**Written instruction:**
Extract every line that contains the word "main".

**Material supplied:**
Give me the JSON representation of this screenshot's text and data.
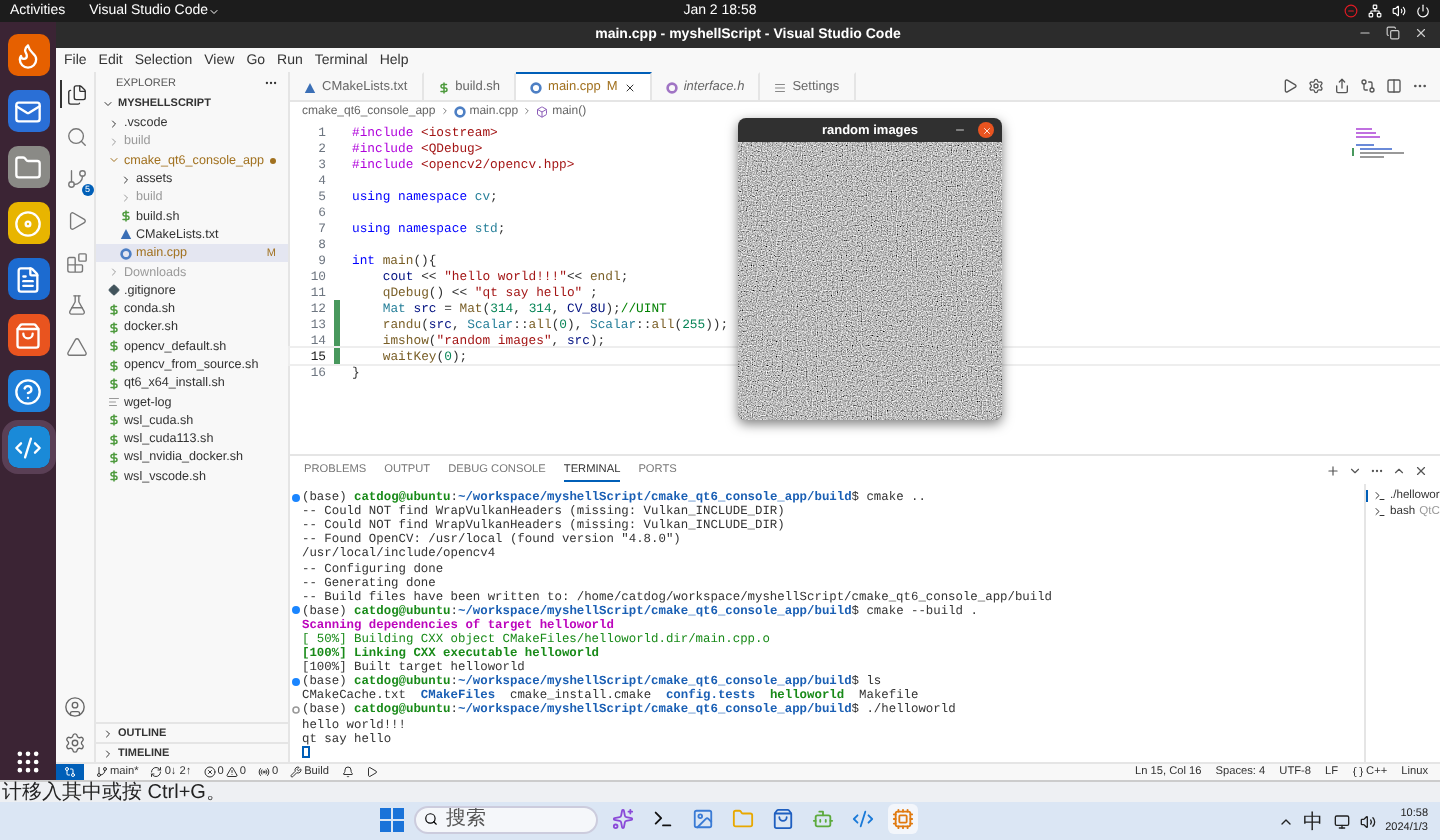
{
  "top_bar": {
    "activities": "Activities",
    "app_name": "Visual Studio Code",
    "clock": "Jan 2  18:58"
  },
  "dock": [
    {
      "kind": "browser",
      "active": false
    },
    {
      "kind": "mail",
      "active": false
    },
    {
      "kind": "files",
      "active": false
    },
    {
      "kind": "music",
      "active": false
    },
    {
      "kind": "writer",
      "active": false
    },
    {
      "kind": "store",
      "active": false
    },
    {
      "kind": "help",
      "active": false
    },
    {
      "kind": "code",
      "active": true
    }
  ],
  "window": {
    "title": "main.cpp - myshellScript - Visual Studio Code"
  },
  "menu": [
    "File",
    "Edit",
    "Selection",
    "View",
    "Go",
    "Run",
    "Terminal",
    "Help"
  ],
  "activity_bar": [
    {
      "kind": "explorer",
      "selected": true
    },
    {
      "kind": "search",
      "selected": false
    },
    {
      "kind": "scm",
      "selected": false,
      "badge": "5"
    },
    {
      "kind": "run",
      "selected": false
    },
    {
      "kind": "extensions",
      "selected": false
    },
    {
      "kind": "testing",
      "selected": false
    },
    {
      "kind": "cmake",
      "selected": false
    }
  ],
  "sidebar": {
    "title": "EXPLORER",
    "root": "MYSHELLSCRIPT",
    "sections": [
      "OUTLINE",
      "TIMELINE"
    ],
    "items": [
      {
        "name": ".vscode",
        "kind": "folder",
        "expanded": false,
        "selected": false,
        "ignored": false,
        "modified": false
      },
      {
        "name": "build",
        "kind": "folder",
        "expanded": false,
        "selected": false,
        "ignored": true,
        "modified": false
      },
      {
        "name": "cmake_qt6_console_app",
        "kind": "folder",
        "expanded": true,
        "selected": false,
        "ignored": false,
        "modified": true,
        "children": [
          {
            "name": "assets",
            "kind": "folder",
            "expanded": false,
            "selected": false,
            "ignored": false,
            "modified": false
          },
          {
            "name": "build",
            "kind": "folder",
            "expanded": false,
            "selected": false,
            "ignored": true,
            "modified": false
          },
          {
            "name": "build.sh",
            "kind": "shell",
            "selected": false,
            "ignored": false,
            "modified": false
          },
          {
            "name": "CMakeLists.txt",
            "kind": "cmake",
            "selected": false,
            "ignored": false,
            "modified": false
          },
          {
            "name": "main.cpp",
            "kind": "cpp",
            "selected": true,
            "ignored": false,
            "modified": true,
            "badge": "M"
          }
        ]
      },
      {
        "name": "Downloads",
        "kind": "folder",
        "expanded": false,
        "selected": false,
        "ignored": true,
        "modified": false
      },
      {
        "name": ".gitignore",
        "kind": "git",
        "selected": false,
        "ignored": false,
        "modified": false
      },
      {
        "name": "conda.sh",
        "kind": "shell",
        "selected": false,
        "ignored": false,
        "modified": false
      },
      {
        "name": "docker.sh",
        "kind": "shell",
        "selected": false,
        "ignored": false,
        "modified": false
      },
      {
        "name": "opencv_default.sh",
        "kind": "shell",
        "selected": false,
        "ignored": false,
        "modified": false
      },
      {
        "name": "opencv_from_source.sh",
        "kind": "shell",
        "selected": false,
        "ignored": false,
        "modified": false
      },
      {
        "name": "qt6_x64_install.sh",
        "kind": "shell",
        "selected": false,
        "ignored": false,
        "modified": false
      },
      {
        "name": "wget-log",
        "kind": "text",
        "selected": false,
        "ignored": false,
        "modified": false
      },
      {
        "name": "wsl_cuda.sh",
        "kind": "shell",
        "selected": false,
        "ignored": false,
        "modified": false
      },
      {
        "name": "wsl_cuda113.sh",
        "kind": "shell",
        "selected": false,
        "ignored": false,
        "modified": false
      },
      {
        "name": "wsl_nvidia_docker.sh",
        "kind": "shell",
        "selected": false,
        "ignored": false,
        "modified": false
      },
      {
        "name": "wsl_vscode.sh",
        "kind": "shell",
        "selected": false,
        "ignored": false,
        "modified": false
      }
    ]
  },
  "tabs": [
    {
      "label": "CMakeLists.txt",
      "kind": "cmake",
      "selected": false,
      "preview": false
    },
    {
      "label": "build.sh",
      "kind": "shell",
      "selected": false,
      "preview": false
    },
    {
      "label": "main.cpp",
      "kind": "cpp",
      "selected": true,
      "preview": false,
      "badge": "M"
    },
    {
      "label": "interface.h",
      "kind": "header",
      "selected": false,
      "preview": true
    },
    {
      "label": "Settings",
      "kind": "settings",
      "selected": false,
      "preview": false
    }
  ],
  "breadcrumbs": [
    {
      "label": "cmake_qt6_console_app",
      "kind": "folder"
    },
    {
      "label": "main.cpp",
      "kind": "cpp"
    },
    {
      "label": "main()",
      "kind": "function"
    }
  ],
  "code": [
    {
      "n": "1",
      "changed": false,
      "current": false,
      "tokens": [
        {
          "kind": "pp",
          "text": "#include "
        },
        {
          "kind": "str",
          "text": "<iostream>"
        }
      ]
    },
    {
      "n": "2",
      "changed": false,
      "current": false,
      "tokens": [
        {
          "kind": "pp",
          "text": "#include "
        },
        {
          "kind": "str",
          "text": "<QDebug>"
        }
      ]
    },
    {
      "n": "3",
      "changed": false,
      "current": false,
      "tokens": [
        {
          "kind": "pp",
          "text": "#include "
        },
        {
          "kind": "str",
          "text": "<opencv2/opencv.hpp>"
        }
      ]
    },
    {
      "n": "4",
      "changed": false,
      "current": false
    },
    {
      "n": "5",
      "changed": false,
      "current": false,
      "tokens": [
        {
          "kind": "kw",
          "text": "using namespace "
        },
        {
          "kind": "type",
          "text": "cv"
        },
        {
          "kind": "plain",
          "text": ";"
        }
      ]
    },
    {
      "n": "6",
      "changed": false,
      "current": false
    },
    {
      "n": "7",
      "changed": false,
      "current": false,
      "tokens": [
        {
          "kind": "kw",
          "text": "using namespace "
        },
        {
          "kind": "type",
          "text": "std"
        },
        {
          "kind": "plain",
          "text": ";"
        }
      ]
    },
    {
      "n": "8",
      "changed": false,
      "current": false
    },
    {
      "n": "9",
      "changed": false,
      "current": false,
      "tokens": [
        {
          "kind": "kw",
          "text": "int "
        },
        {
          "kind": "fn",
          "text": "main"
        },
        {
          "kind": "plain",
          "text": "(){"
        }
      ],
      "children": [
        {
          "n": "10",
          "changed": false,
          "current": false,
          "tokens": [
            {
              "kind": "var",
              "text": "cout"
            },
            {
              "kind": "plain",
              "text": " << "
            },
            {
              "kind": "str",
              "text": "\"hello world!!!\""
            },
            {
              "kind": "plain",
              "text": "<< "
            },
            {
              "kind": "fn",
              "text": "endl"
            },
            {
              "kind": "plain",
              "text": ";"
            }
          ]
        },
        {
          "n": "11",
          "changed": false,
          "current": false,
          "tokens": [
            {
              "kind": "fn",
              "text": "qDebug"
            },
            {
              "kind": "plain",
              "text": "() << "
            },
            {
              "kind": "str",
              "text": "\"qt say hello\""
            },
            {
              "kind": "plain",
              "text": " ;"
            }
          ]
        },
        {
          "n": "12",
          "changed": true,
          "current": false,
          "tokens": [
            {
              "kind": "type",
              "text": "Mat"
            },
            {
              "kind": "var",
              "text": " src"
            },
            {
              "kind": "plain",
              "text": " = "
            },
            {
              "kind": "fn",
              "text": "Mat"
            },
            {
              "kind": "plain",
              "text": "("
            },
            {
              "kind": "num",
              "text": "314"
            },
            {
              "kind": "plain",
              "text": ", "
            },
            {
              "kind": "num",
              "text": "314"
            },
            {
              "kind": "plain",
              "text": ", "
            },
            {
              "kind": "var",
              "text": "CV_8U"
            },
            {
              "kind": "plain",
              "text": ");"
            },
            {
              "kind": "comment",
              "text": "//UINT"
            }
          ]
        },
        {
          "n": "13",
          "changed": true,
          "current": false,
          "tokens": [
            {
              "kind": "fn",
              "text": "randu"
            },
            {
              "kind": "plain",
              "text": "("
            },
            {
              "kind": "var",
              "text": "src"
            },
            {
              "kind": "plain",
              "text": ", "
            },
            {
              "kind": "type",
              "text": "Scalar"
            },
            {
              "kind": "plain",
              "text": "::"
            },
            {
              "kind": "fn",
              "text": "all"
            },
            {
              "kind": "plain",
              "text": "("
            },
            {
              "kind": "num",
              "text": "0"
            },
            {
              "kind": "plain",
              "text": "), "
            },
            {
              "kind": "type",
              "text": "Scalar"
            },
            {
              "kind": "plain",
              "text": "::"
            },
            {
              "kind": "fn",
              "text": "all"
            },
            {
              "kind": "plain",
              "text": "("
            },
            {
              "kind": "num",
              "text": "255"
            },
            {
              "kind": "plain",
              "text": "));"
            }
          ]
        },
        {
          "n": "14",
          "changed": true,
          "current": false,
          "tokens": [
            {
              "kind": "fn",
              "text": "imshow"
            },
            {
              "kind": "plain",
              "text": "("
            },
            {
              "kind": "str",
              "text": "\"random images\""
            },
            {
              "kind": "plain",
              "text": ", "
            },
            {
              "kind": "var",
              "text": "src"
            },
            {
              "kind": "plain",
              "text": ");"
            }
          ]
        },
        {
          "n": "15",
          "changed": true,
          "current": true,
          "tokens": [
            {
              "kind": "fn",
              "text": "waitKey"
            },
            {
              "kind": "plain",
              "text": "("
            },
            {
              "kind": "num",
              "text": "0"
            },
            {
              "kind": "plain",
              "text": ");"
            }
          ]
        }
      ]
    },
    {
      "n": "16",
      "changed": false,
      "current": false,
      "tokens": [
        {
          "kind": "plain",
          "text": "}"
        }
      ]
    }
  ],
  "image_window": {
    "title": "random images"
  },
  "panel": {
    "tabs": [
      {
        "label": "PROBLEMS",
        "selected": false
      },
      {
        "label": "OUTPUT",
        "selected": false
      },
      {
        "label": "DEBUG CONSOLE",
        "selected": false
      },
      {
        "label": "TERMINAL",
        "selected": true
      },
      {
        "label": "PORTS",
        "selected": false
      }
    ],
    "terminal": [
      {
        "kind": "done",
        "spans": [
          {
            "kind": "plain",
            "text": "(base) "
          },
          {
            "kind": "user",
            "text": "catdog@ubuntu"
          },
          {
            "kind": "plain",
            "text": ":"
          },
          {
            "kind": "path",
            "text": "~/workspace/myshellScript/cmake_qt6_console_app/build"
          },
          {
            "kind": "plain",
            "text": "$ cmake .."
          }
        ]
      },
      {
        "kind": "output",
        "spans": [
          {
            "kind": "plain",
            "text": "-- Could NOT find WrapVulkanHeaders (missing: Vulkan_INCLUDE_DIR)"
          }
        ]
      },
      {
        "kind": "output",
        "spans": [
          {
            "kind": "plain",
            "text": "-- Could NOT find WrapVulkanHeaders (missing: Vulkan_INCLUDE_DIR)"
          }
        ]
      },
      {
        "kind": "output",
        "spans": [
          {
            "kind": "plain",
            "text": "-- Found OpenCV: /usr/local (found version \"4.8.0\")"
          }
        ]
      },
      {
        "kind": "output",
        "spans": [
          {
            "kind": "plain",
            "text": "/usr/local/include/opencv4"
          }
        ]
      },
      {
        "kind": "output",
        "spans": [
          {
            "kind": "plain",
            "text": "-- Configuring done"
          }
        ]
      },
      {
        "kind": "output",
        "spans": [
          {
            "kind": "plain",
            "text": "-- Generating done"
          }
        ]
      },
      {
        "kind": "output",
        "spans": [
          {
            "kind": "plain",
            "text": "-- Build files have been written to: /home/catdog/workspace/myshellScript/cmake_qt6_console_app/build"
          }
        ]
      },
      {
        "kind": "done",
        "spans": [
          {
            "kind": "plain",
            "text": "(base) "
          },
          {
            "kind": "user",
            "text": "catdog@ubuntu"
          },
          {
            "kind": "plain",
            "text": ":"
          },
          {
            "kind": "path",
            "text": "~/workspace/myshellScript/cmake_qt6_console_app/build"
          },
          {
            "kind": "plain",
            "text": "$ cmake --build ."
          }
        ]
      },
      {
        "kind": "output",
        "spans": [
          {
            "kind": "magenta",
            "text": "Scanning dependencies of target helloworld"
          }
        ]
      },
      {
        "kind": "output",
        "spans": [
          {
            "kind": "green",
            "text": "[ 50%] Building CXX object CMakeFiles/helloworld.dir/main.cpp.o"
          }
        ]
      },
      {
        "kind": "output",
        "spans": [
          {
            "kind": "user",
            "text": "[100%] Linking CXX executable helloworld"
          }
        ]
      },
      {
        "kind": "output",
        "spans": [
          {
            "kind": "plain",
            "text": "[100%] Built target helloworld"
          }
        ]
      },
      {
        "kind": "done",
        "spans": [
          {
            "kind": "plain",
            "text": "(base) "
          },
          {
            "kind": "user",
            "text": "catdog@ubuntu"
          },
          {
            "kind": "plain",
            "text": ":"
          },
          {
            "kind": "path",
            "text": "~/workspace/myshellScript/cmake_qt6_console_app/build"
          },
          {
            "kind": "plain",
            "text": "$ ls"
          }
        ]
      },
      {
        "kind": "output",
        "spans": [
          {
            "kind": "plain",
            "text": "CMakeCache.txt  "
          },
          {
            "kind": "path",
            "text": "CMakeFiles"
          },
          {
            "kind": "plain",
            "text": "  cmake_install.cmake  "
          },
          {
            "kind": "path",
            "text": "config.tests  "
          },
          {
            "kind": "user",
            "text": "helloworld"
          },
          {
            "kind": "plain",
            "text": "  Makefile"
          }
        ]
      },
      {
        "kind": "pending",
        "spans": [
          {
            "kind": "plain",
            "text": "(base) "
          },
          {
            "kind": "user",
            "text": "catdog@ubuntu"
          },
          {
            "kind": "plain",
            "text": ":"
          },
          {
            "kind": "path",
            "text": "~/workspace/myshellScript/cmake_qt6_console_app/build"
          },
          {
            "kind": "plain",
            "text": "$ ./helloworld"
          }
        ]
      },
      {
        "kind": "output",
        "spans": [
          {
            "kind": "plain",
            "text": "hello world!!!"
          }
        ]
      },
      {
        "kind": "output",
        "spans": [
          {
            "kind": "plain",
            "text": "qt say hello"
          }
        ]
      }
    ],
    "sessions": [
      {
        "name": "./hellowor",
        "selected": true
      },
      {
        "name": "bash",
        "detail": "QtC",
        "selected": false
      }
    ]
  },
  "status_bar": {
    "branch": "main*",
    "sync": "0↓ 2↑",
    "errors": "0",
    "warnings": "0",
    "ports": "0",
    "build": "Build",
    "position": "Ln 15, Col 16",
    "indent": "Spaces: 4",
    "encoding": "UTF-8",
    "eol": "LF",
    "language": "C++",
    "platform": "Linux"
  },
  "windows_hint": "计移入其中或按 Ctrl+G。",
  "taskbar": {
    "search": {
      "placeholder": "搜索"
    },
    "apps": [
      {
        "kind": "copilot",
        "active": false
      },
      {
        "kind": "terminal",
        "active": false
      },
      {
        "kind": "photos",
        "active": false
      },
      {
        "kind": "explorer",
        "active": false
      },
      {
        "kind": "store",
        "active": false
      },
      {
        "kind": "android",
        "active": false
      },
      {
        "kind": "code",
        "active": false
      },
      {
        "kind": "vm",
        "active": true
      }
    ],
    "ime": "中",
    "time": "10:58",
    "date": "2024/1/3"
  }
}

---

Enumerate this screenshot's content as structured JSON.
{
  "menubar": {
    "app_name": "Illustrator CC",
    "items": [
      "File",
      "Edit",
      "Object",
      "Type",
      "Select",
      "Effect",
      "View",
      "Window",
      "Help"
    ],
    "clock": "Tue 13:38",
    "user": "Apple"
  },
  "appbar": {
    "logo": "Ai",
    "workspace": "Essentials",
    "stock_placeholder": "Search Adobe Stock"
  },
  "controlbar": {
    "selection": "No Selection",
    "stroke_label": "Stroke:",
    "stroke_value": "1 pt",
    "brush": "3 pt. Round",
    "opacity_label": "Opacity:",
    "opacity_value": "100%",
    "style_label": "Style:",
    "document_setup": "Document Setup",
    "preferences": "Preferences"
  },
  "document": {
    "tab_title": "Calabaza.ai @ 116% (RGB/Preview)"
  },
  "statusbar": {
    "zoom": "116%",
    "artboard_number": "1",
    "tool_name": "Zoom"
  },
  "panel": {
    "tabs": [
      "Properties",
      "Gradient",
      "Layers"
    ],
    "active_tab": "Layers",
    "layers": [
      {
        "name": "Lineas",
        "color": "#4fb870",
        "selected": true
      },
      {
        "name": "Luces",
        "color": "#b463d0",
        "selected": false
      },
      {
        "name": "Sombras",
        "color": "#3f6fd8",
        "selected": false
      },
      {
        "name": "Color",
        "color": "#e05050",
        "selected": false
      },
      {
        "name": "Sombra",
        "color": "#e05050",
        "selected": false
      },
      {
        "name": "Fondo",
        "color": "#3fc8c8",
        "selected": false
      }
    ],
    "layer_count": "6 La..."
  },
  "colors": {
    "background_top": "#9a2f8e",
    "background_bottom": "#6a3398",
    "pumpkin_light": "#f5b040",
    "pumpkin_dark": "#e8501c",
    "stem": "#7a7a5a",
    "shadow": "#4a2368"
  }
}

**Response:**
    "title": "main.cpp - myshellScript - Visual Studio Code"
            "name": "main.cpp",
      "label": "main.cpp",
      "label": "main.cpp",
      "label": "main()",
          "text": "main"
            "text": "[ 50%] Building CXX object CMakeFiles/helloworld.dir/main.cpp.o"
    "branch": "main*",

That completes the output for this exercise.